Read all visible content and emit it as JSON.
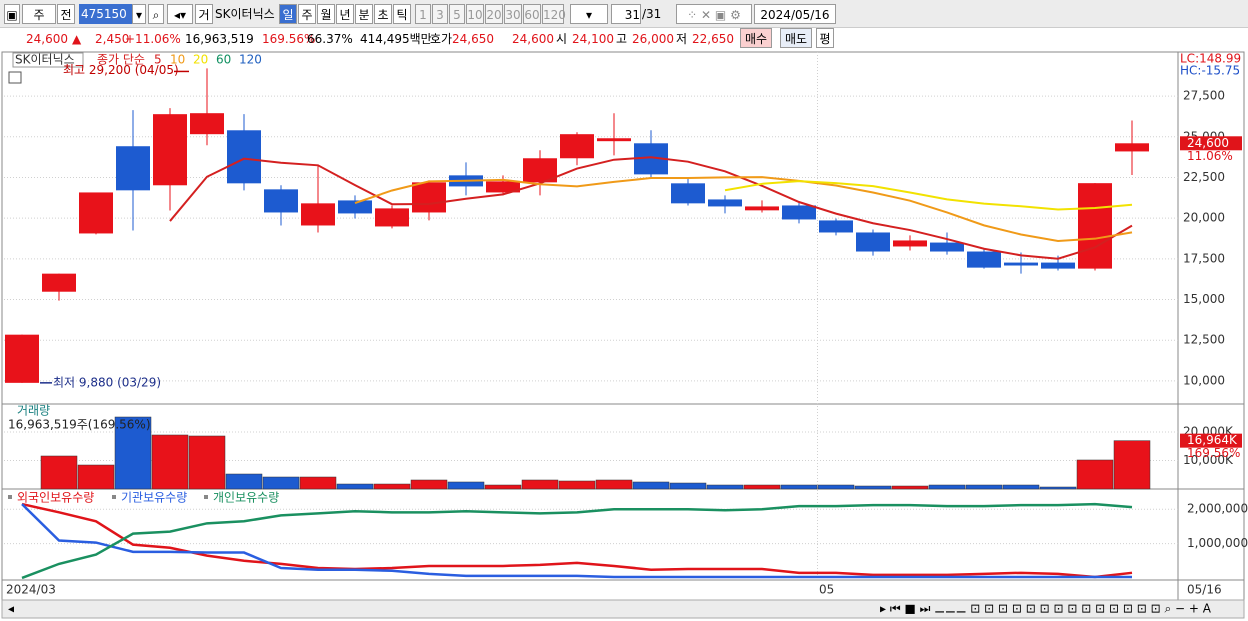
{
  "toolbar": {
    "period_type": "주",
    "mode": "전",
    "code": "475150",
    "flag": "거",
    "name": "SK이터닉스",
    "units": [
      "일",
      "주",
      "월",
      "년",
      "분",
      "초",
      "틱"
    ],
    "minutes": [
      "1",
      "3",
      "5",
      "10",
      "20",
      "30",
      "60",
      "120"
    ],
    "count": "31",
    "total": "/31",
    "date": "2024/05/16"
  },
  "quote": {
    "price": "24,600",
    "arrow": "▲",
    "change": "2,450",
    "change_pct": "+11.06%",
    "volume": "16,963,519",
    "volume_pct": "169.56%",
    "turnover": "66.37%",
    "amount": "414,495백만",
    "ask_label": "호가",
    "ask": "24,650",
    "bid": "24,600",
    "open_label": "시",
    "open": "24,100",
    "high_label": "고",
    "high": "26,000",
    "low_label": "저",
    "low": "22,650",
    "buy": "매수",
    "sell": "매도",
    "avg": "평"
  },
  "chart_data": [
    {
      "type": "candlestick",
      "title": "SK이터닉스",
      "legend_label": "종가 단순",
      "up_color": "#e8121a",
      "down_color": "#1d5bd0",
      "ma": [
        {
          "name": "5",
          "color": "#d42020"
        },
        {
          "name": "10",
          "color": "#f09a18"
        },
        {
          "name": "20",
          "color": "#f2e200"
        },
        {
          "name": "60",
          "color": "#109060"
        },
        {
          "name": "120",
          "color": "#2060c0"
        }
      ],
      "categories": [
        "2024/03",
        null,
        null,
        null,
        null,
        null,
        null,
        null,
        null,
        null,
        null,
        null,
        null,
        null,
        null,
        null,
        null,
        null,
        null,
        null,
        null,
        null,
        "05",
        null,
        null,
        null,
        null,
        null,
        null,
        null,
        null
      ],
      "last_date": "05/16",
      "open": [
        9880,
        15480,
        19060,
        24420,
        22020,
        25160,
        25400,
        21770,
        19550,
        21090,
        19490,
        20350,
        22630,
        21580,
        22200,
        23680,
        24730,
        24600,
        22140,
        21150,
        20480,
        20780,
        19860,
        19120,
        18260,
        18500,
        17950,
        17270,
        17270,
        16900,
        24100
      ],
      "high": [
        12840,
        16590,
        21580,
        26640,
        26760,
        29200,
        26390,
        22020,
        23250,
        21400,
        20780,
        22320,
        23430,
        22630,
        24170,
        25280,
        26450,
        25400,
        22450,
        21400,
        21090,
        20970,
        19980,
        19300,
        18940,
        19120,
        18130,
        17890,
        17700,
        22150,
        26000
      ],
      "low": [
        9880,
        14930,
        19000,
        19240,
        20470,
        24480,
        21710,
        19550,
        19120,
        19980,
        19370,
        19860,
        21400,
        21400,
        21400,
        23250,
        23860,
        22450,
        20780,
        20290,
        20350,
        19680,
        18940,
        17700,
        18010,
        17760,
        16900,
        16590,
        16780,
        16780,
        22650
      ],
      "close": [
        12840,
        16590,
        21580,
        21710,
        26390,
        26450,
        22140,
        20350,
        20910,
        20290,
        20600,
        22200,
        21950,
        22260,
        23680,
        25160,
        24910,
        22690,
        20910,
        20720,
        20720,
        19920,
        19120,
        17950,
        18630,
        17950,
        16960,
        17090,
        16900,
        22150,
        24600
      ],
      "ylim": [
        8580,
        30210
      ],
      "yticks": [
        {
          "value": 10000,
          "label": "10,000"
        },
        {
          "value": 12500,
          "label": "12,500"
        },
        {
          "value": 15000,
          "label": "15,000"
        },
        {
          "value": 17500,
          "label": "17,500"
        },
        {
          "value": 20000,
          "label": "20,000"
        },
        {
          "value": 22500,
          "label": "22,500"
        },
        {
          "value": 25000,
          "label": "25,000"
        },
        {
          "value": 27500,
          "label": "27,500"
        }
      ],
      "high_note": "최고 29,200 (04/05)",
      "low_note": "최저 9,880 (03/29)",
      "lc": "LC:148.99",
      "hc": "HC:-15.75",
      "last_price": {
        "value": 24600,
        "label": "24,600"
      },
      "last_pct": "11.06%"
    },
    {
      "type": "bar",
      "title": "거래량",
      "subtitle": "16,963,519주(169.56%)",
      "values": [
        null,
        11580,
        8420,
        25260,
        18950,
        18600,
        5260,
        4210,
        4210,
        1750,
        1750,
        3160,
        2460,
        1400,
        3160,
        2810,
        3160,
        2460,
        2100,
        1400,
        1400,
        1400,
        1400,
        1050,
        1050,
        1400,
        1400,
        1400,
        700,
        10180,
        16964
      ],
      "ylim": [
        0,
        29470
      ],
      "yticks": [
        {
          "value": 10000,
          "label": "10,000K"
        },
        {
          "value": 20000,
          "label": "20,000K"
        }
      ],
      "last_label": "16,964K",
      "last_pct": "169.56%"
    },
    {
      "type": "line",
      "ylim": [
        -59000,
        2560000
      ],
      "yticks": [
        {
          "value": 1000000,
          "label": "1,000,000"
        },
        {
          "value": 2000000,
          "label": "2,000,000"
        }
      ],
      "series": [
        {
          "name": "외국인보유수량",
          "color": "#e0141a",
          "values": [
            2150000,
            1910000,
            1650000,
            970000,
            880000,
            650000,
            500000,
            410000,
            290000,
            260000,
            290000,
            350000,
            350000,
            350000,
            380000,
            440000,
            350000,
            240000,
            260000,
            260000,
            260000,
            150000,
            150000,
            90000,
            90000,
            90000,
            120000,
            150000,
            120000,
            30000,
            150000
          ]
        },
        {
          "name": "기관보유수량",
          "color": "#2a5ee0",
          "values": [
            2150000,
            1090000,
            1030000,
            760000,
            760000,
            740000,
            740000,
            290000,
            240000,
            240000,
            210000,
            120000,
            60000,
            60000,
            60000,
            60000,
            30000,
            30000,
            30000,
            30000,
            30000,
            30000,
            30000,
            30000,
            30000,
            30000,
            30000,
            30000,
            30000,
            30000,
            30000
          ]
        },
        {
          "name": "개인보유수량",
          "color": "#1a9060",
          "values": [
            0,
            410000,
            680000,
            1290000,
            1350000,
            1590000,
            1650000,
            1820000,
            1880000,
            1940000,
            1910000,
            1910000,
            1940000,
            1910000,
            1880000,
            1910000,
            2000000,
            2000000,
            2000000,
            1970000,
            2000000,
            2090000,
            2090000,
            2120000,
            2120000,
            2090000,
            2090000,
            2120000,
            2120000,
            2150000,
            2060000
          ]
        }
      ]
    }
  ]
}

※ ※ ※

■ Task objective:
Pull out and copy each line containing the string "name".

■ In response:
    "name": "SK이터닉스",
          "name": "5",
          "name": "10",
          "name": "20",
          "name": "60",
          "name": "120",
          "name": "외국인보유수량",
          "name": "기관보유수량",
          "name": "개인보유수량",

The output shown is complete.